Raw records
________________
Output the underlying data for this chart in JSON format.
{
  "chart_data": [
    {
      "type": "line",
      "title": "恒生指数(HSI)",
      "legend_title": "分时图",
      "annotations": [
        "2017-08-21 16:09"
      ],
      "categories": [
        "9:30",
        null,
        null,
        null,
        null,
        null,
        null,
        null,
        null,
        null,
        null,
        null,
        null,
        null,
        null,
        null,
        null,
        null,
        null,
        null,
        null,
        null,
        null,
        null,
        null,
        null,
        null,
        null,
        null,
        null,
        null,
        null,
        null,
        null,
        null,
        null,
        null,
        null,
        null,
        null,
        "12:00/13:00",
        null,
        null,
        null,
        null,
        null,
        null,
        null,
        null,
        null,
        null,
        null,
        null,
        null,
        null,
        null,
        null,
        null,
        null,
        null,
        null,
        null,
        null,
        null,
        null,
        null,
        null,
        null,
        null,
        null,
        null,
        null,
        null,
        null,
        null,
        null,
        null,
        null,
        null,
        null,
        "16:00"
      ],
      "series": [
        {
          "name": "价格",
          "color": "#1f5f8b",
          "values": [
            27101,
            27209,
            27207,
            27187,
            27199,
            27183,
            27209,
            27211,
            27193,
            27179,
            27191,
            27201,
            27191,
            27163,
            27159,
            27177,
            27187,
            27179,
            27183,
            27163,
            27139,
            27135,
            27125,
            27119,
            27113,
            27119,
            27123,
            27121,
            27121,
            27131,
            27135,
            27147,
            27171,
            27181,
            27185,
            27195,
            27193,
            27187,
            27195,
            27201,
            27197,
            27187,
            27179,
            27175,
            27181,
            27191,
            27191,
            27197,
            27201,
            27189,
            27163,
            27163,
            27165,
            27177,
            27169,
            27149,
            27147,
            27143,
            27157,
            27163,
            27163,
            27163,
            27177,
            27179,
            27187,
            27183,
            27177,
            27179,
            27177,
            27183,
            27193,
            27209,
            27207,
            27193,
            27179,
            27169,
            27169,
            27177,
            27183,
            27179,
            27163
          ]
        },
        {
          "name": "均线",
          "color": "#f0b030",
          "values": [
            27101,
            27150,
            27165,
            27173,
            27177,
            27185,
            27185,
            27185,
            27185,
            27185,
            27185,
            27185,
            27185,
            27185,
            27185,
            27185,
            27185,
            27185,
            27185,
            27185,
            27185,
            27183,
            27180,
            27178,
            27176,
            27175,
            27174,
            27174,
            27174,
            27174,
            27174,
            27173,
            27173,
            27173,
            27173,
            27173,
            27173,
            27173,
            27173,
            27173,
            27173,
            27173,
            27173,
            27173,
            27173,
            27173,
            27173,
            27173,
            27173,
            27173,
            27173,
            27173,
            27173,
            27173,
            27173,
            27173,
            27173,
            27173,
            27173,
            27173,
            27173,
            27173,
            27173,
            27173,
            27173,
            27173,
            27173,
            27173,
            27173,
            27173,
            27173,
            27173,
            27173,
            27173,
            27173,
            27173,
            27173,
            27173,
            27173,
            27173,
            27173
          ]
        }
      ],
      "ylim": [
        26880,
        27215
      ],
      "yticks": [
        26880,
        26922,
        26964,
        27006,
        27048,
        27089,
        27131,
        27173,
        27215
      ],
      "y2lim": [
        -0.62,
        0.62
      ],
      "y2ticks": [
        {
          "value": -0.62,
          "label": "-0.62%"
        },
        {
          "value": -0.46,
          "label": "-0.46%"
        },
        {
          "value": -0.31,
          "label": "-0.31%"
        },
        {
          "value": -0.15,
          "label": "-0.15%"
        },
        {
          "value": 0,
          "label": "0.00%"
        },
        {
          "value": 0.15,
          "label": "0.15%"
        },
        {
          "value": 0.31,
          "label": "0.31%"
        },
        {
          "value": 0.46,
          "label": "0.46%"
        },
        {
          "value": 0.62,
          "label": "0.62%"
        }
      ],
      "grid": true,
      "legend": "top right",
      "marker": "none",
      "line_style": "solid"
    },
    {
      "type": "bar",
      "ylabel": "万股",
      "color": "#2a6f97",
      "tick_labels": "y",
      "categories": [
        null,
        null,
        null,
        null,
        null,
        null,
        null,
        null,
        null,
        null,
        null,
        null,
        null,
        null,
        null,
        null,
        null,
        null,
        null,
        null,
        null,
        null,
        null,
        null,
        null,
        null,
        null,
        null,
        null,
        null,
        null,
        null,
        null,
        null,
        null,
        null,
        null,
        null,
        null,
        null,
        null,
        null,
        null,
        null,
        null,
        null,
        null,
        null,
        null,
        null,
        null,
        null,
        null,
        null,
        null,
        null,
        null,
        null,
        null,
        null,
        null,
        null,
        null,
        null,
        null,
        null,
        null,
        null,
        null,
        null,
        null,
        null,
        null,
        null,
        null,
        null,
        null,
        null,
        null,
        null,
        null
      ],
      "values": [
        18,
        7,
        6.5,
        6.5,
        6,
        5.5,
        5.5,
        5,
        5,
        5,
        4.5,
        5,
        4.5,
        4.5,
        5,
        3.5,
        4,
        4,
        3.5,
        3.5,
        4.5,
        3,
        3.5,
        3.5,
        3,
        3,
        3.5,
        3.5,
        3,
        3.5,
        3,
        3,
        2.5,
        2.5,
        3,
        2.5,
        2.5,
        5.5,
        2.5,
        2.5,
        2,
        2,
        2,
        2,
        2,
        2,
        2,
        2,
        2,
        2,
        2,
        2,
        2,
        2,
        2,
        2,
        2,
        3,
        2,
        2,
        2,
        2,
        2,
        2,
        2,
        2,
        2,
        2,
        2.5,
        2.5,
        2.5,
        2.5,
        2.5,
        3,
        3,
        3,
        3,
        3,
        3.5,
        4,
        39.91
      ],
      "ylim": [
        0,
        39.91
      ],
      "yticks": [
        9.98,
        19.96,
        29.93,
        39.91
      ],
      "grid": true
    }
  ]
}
________________
• **Request**:
Nothing should be changed: write out all of the data as is.

• **Correct response**:
Output the underlying data for this chart in JSON format.
{
  "chart_data": [
    {
      "type": "line",
      "title": "恒生指数(HSI)",
      "legend_title": "分时图",
      "annotations": [
        "2017-08-21 16:09"
      ],
      "categories": [
        "9:30",
        null,
        null,
        null,
        null,
        null,
        null,
        null,
        null,
        null,
        null,
        null,
        null,
        null,
        null,
        null,
        null,
        null,
        null,
        null,
        null,
        null,
        null,
        null,
        null,
        null,
        null,
        null,
        null,
        null,
        null,
        null,
        null,
        null,
        null,
        null,
        null,
        null,
        null,
        null,
        "12:00/13:00",
        null,
        null,
        null,
        null,
        null,
        null,
        null,
        null,
        null,
        null,
        null,
        null,
        null,
        null,
        null,
        null,
        null,
        null,
        null,
        null,
        null,
        null,
        null,
        null,
        null,
        null,
        null,
        null,
        null,
        null,
        null,
        null,
        null,
        null,
        null,
        null,
        null,
        null,
        null,
        "16:00"
      ],
      "series": [
        {
          "name": "价格",
          "color": "#1f5f8b",
          "values": [
            27101,
            27209,
            27207,
            27187,
            27199,
            27183,
            27209,
            27211,
            27193,
            27179,
            27191,
            27201,
            27191,
            27163,
            27159,
            27177,
            27187,
            27179,
            27183,
            27163,
            27139,
            27135,
            27125,
            27119,
            27113,
            27119,
            27123,
            27121,
            27121,
            27131,
            27135,
            27147,
            27171,
            27181,
            27185,
            27195,
            27193,
            27187,
            27195,
            27201,
            27197,
            27187,
            27179,
            27175,
            27181,
            27191,
            27191,
            27197,
            27201,
            27189,
            27163,
            27163,
            27165,
            27177,
            27169,
            27149,
            27147,
            27143,
            27157,
            27163,
            27163,
            27163,
            27177,
            27179,
            27187,
            27183,
            27177,
            27179,
            27177,
            27183,
            27193,
            27209,
            27207,
            27193,
            27179,
            27169,
            27169,
            27177,
            27183,
            27179,
            27163
          ]
        },
        {
          "name": "均线",
          "color": "#f0b030",
          "values": [
            27101,
            27150,
            27165,
            27173,
            27177,
            27185,
            27185,
            27185,
            27185,
            27185,
            27185,
            27185,
            27185,
            27185,
            27185,
            27185,
            27185,
            27185,
            27185,
            27185,
            27185,
            27183,
            27180,
            27178,
            27176,
            27175,
            27174,
            27174,
            27174,
            27174,
            27174,
            27173,
            27173,
            27173,
            27173,
            27173,
            27173,
            27173,
            27173,
            27173,
            27173,
            27173,
            27173,
            27173,
            27173,
            27173,
            27173,
            27173,
            27173,
            27173,
            27173,
            27173,
            27173,
            27173,
            27173,
            27173,
            27173,
            27173,
            27173,
            27173,
            27173,
            27173,
            27173,
            27173,
            27173,
            27173,
            27173,
            27173,
            27173,
            27173,
            27173,
            27173,
            27173,
            27173,
            27173,
            27173,
            27173,
            27173,
            27173,
            27173,
            27173
          ]
        }
      ],
      "ylim": [
        26880,
        27215
      ],
      "yticks": [
        26880,
        26922,
        26964,
        27006,
        27048,
        27089,
        27131,
        27173,
        27215
      ],
      "y2lim": [
        -0.62,
        0.62
      ],
      "y2ticks": [
        {
          "value": -0.62,
          "label": "-0.62%"
        },
        {
          "value": -0.46,
          "label": "-0.46%"
        },
        {
          "value": -0.31,
          "label": "-0.31%"
        },
        {
          "value": -0.15,
          "label": "-0.15%"
        },
        {
          "value": 0,
          "label": "0.00%"
        },
        {
          "value": 0.15,
          "label": "0.15%"
        },
        {
          "value": 0.31,
          "label": "0.31%"
        },
        {
          "value": 0.46,
          "label": "0.46%"
        },
        {
          "value": 0.62,
          "label": "0.62%"
        }
      ],
      "grid": true,
      "legend": "top right",
      "marker": "none",
      "line_style": "solid"
    },
    {
      "type": "bar",
      "ylabel": "万股",
      "color": "#2a6f97",
      "tick_labels": "y",
      "categories": [
        null,
        null,
        null,
        null,
        null,
        null,
        null,
        null,
        null,
        null,
        null,
        null,
        null,
        null,
        null,
        null,
        null,
        null,
        null,
        null,
        null,
        null,
        null,
        null,
        null,
        null,
        null,
        null,
        null,
        null,
        null,
        null,
        null,
        null,
        null,
        null,
        null,
        null,
        null,
        null,
        null,
        null,
        null,
        null,
        null,
        null,
        null,
        null,
        null,
        null,
        null,
        null,
        null,
        null,
        null,
        null,
        null,
        null,
        null,
        null,
        null,
        null,
        null,
        null,
        null,
        null,
        null,
        null,
        null,
        null,
        null,
        null,
        null,
        null,
        null,
        null,
        null,
        null,
        null,
        null,
        null
      ],
      "values": [
        18,
        7,
        6.5,
        6.5,
        6,
        5.5,
        5.5,
        5,
        5,
        5,
        4.5,
        5,
        4.5,
        4.5,
        5,
        3.5,
        4,
        4,
        3.5,
        3.5,
        4.5,
        3,
        3.5,
        3.5,
        3,
        3,
        3.5,
        3.5,
        3,
        3.5,
        3,
        3,
        2.5,
        2.5,
        3,
        2.5,
        2.5,
        5.5,
        2.5,
        2.5,
        2,
        2,
        2,
        2,
        2,
        2,
        2,
        2,
        2,
        2,
        2,
        2,
        2,
        2,
        2,
        2,
        2,
        3,
        2,
        2,
        2,
        2,
        2,
        2,
        2,
        2,
        2,
        2,
        2.5,
        2.5,
        2.5,
        2.5,
        2.5,
        3,
        3,
        3,
        3,
        3,
        3.5,
        4,
        39.91
      ],
      "ylim": [
        0,
        39.91
      ],
      "yticks": [
        9.98,
        19.96,
        29.93,
        39.91
      ],
      "grid": true
    }
  ]
}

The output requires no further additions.